Tally up the lines that include "playlist" and state that number by itself.

====== Dataset records

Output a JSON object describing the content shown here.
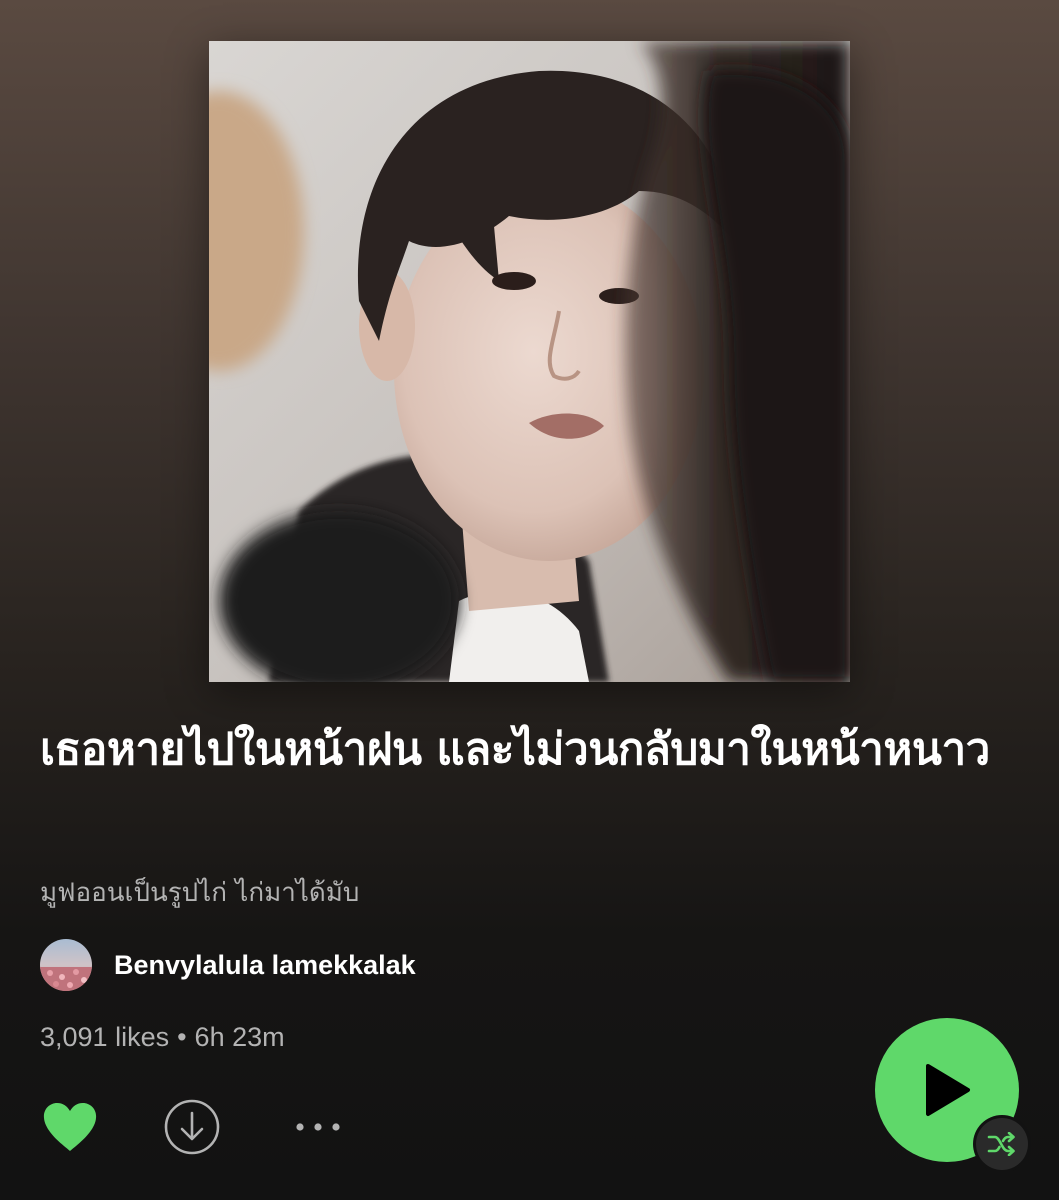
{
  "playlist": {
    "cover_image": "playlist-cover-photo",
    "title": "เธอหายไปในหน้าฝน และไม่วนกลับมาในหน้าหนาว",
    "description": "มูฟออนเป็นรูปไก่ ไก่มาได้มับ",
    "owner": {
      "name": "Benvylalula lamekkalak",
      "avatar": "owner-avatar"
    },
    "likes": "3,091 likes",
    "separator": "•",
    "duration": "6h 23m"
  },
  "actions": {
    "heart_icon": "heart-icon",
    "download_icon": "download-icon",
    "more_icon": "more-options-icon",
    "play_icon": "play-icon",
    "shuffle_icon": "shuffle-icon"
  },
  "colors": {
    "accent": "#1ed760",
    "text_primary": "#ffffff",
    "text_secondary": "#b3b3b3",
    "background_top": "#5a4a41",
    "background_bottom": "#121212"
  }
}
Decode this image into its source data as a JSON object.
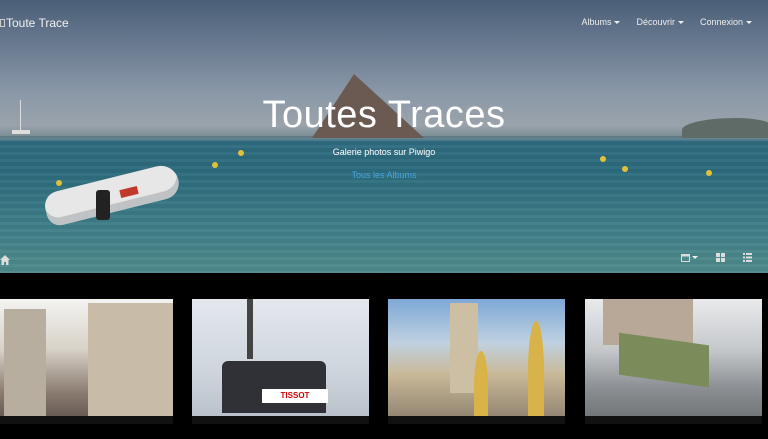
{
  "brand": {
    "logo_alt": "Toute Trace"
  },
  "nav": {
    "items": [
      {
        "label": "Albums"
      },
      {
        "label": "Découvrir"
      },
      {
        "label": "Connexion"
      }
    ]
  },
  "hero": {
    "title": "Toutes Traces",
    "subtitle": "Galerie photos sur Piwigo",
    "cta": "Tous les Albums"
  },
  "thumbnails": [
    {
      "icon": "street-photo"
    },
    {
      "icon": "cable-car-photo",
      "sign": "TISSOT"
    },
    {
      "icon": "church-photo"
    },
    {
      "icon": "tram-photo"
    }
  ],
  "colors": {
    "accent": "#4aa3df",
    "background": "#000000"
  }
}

============

▶ **Task result**:
2